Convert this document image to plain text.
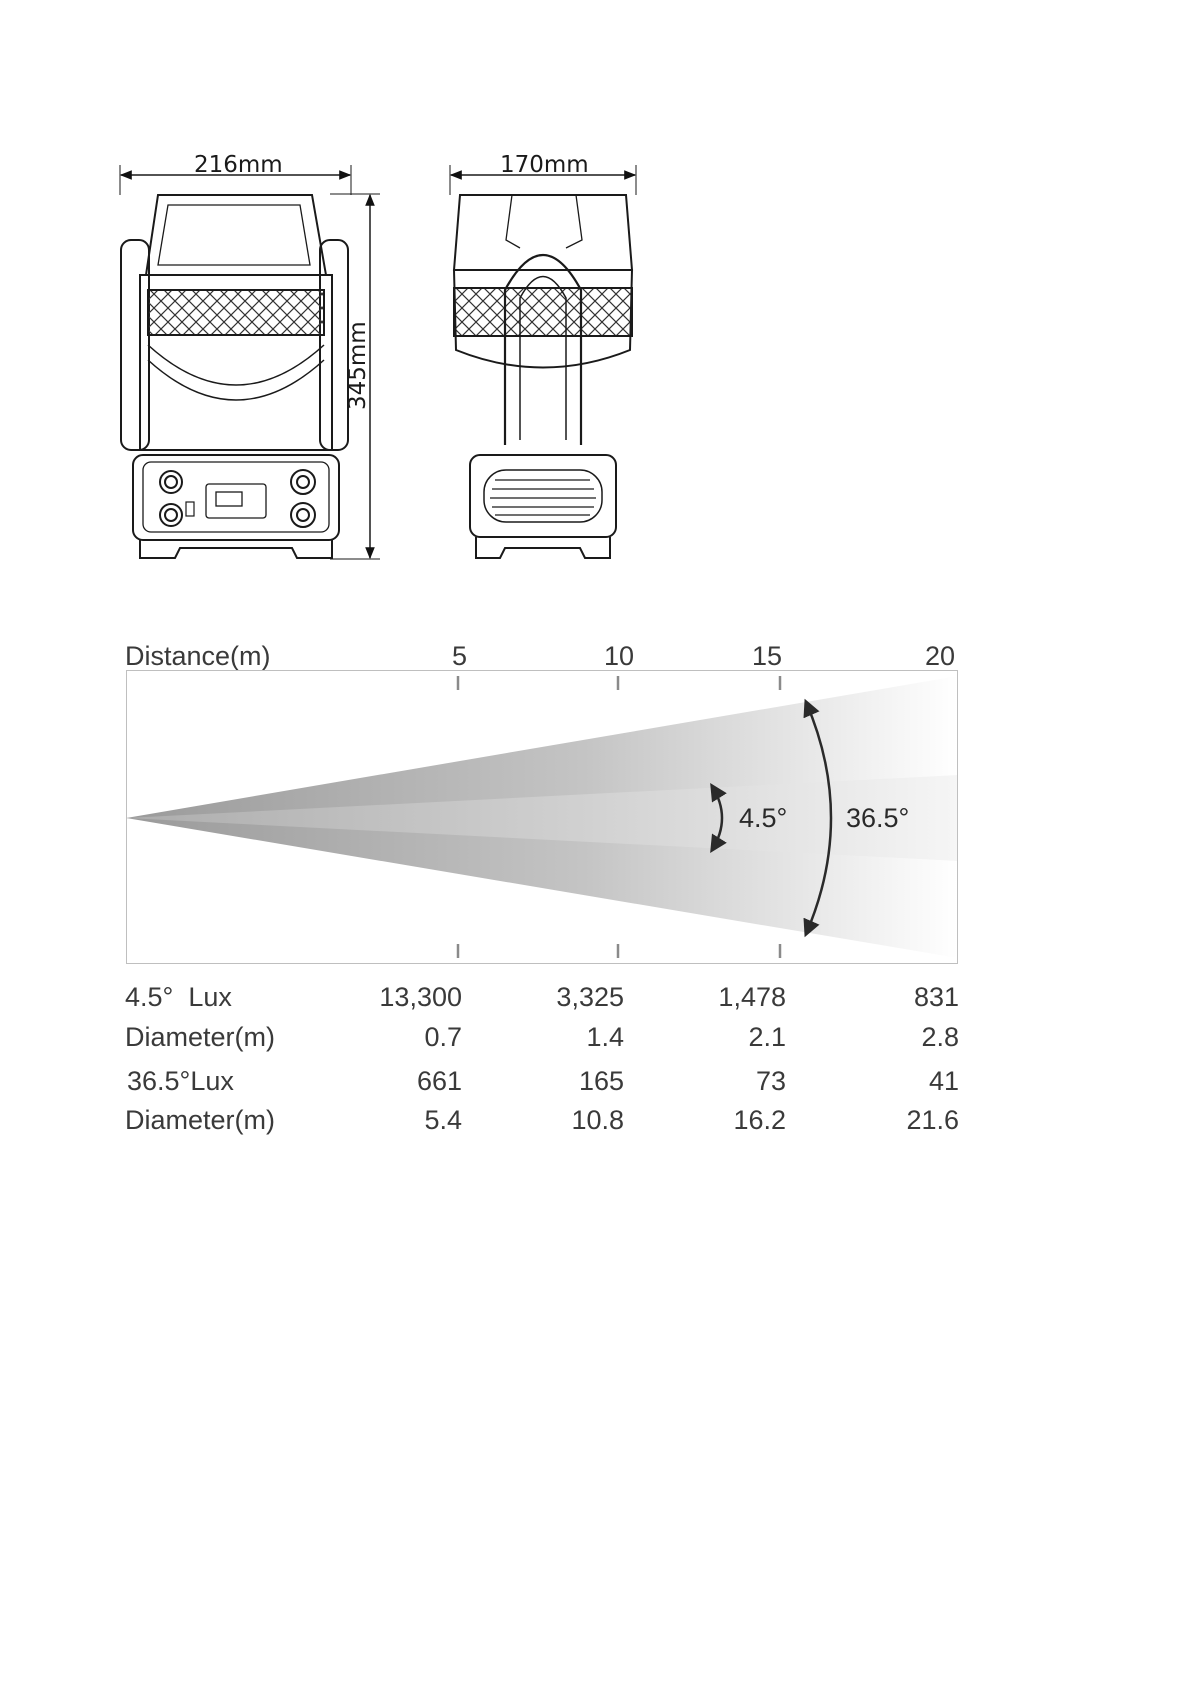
216mm	170mm
345mm
Distance(m)	5	10	15	20
4.5° 36.5°
4.5°  Lux	13,300	3,325	1,478	831
Diameter(m)	0.7	1.4	2.1	2.8
36.5°Lux	661	165	73	41
Diameter(m)	5.4	10.8	16.2	21.6
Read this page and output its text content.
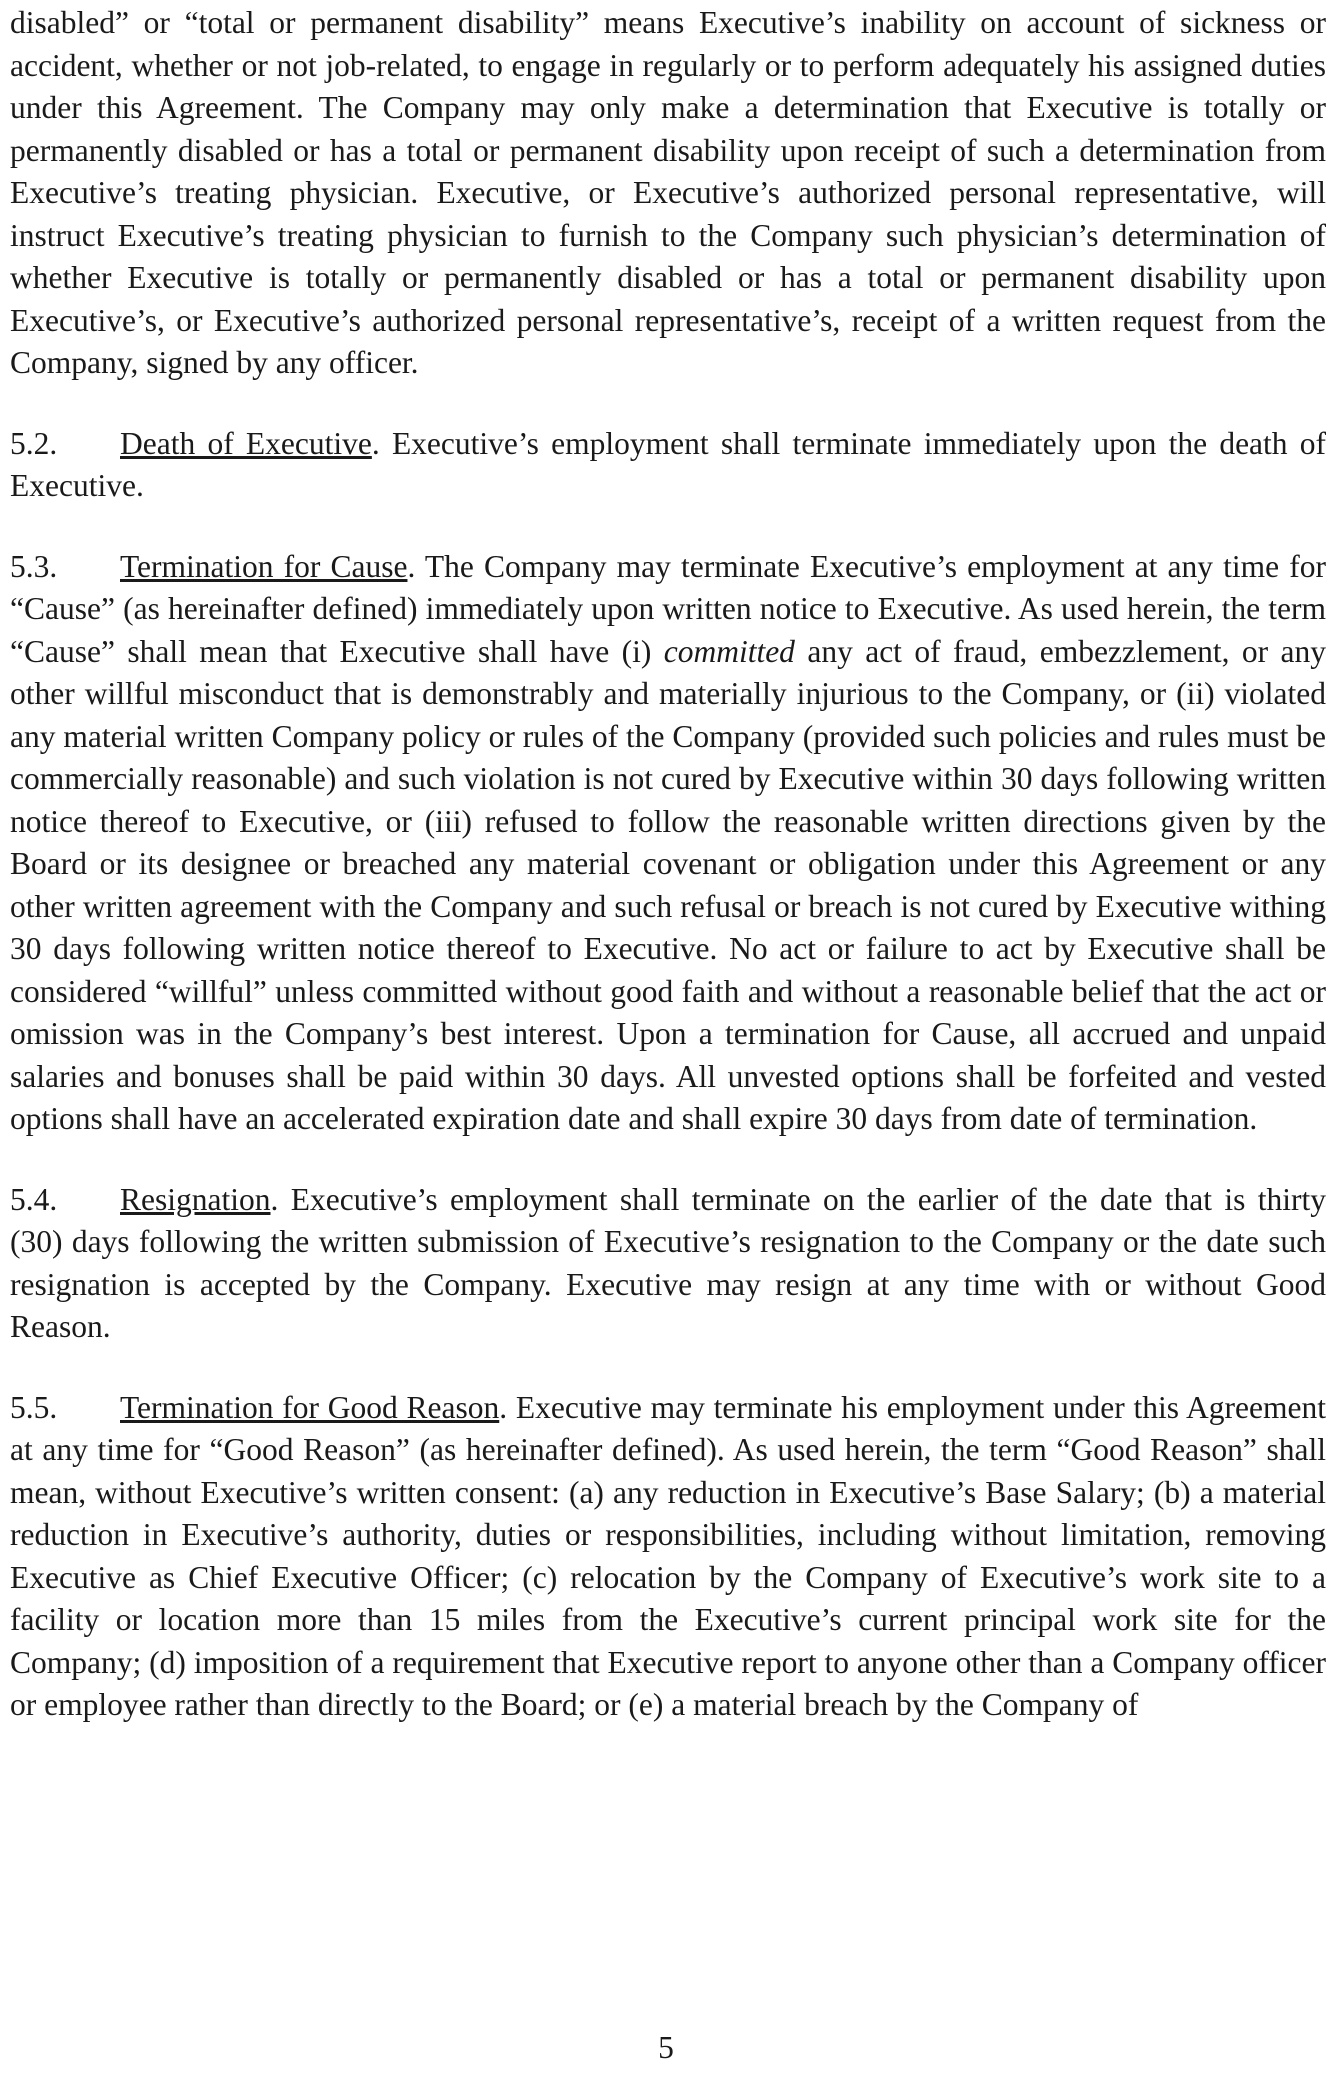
disabled” or “total or permanent disability” means Executive’s inability on account of sickness or accident, whether or not job-related, to engage in regularly or to perform adequately his assigned duties under this Agreement. The Company may only make a determination that Executive is totally or permanently disabled or has a total or permanent disability upon receipt of such a determination from Executive’s treating physician. Executive, or Executive’s authorized personal representative, will instruct Executive’s treating physician to furnish to the Company such physician’s determination of whether Executive is totally or permanently disabled or has a total or permanent disability upon Executive’s, or Executive’s authorized personal representative’s, receipt of a written request from the Company, signed by any officer.

5.2. Death of Executive. Executive’s employment shall terminate immediately upon the death of Executive.

5.3. Termination for Cause. The Company may terminate Executive’s employment at any time for “Cause” (as hereinafter defined) immediately upon written notice to Executive. As used herein, the term “Cause” shall mean that Executive shall have (i) committed any act of fraud, embezzlement, or any other willful misconduct that is demonstrably and materially injurious to the Company, or (ii) violated any material written Company policy or rules of the Company (provided such policies and rules must be commercially reasonable) and such violation is not cured by Executive within 30 days following written notice thereof to Executive, or (iii) refused to follow the reasonable written directions given by the Board or its designee or breached any material covenant or obligation under this Agreement or any other written agreement with the Company and such refusal or breach is not cured by Executive withing 30 days following written notice thereof to Executive. No act or failure to act by Executive shall be considered “willful” unless committed without good faith and without a reasonable belief that the act or omission was in the Company’s best interest. Upon a termination for Cause, all accrued and unpaid salaries and bonuses shall be paid within 30 days. All unvested options shall be forfeited and vested options shall have an accelerated expiration date and shall expire 30 days from date of termination.

5.4. Resignation. Executive’s employment shall terminate on the earlier of the date that is thirty (30) days following the written submission of Executive’s resignation to the Company or the date such resignation is accepted by the Company. Executive may resign at any time with or without Good Reason.

5.5. Termination for Good Reason. Executive may terminate his employment under this Agreement at any time for “Good Reason” (as hereinafter defined). As used herein, the term “Good Reason” shall mean, without Executive’s written consent: (a) any reduction in Executive’s Base Salary; (b) a material reduction in Executive’s authority, duties or responsibilities, including without limitation, removing Executive as Chief Executive Officer; (c) relocation by the Company of Executive’s work site to a facility or location more than 15 miles from the Executive’s current principal work site for the Company; (d) imposition of a requirement that Executive report to anyone other than a Company officer or employee rather than directly to the Board; or (e) a material breach by the Company of

5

Task description:
What you return should match the records above word for word, minus the pictures.

Task solution:
Convert this document image to plain text.
216mm	170mm
345mm
Distance(m)	5	10	15	20
4.5° 36.5°
4.5°  Lux	13,300	3,325	1,478	831
Diameter(m)	0.7	1.4	2.1	2.8
36.5°Lux	661	165	73	41
Diameter(m)	5.4	10.8	16.2	21.6
Read this page and output its text content.
disabled” or “total or permanent disability” means Executive’s inability on account of sickness or accident, whether or not job-related, to engage in regularly or to perform adequately his assigned duties under this Agreement. The Company may only make a determination that Executive is totally or permanently disabled or has a total or permanent disability upon receipt of such a determination from Executive’s treating physician. Executive, or Executive’s authorized personal representative, will instruct Executive’s treating physician to furnish to the Company such physician’s determination of whether Executive is totally or permanently disabled or has a total or permanent disability upon Executive’s, or Executive’s authorized personal representative’s, receipt of a written request from the Company, signed by any officer.

5.2. Death of Executive. Executive’s employment shall terminate immediately upon the death of Executive.

5.3. Termination for Cause. The Company may terminate Executive’s employment at any time for “Cause” (as hereinafter defined) immediately upon written notice to Executive. As used herein, the term “Cause” shall mean that Executive shall have (i) committed any act of fraud, embezzlement, or any other willful misconduct that is demonstrably and materially injurious to the Company, or (ii) violated any material written Company policy or rules of the Company (provided such policies and rules must be commercially reasonable) and such violation is not cured by Executive within 30 days following written notice thereof to Executive, or (iii) refused to follow the reasonable written directions given by the Board or its designee or breached any material covenant or obligation under this Agreement or any other written agreement with the Company and such refusal or breach is not cured by Executive withing 30 days following written notice thereof to Executive. No act or failure to act by Executive shall be considered “willful” unless committed without good faith and without a reasonable belief that the act or omission was in the Company’s best interest. Upon a termination for Cause, all accrued and unpaid salaries and bonuses shall be paid within 30 days. All unvested options shall be forfeited and vested options shall have an accelerated expiration date and shall expire 30 days from date of termination.

5.4. Resignation. Executive’s employment shall terminate on the earlier of the date that is thirty (30) days following the written submission of Executive’s resignation to the Company or the date such resignation is accepted by the Company. Executive may resign at any time with or without Good Reason.

5.5. Termination for Good Reason. Executive may terminate his employment under this Agreement at any time for “Good Reason” (as hereinafter defined). As used herein, the term “Good Reason” shall mean, without Executive’s written consent: (a) any reduction in Executive’s Base Salary; (b) a material reduction in Executive’s authority, duties or responsibilities, including without limitation, removing Executive as Chief Executive Officer; (c) relocation by the Company of Executive’s work site to a facility or location more than 15 miles from the Executive’s current principal work site for the Company; (d) imposition of a requirement that Executive report to anyone other than a Company officer or employee rather than directly to the Board; or (e) a material breach by the Company of

5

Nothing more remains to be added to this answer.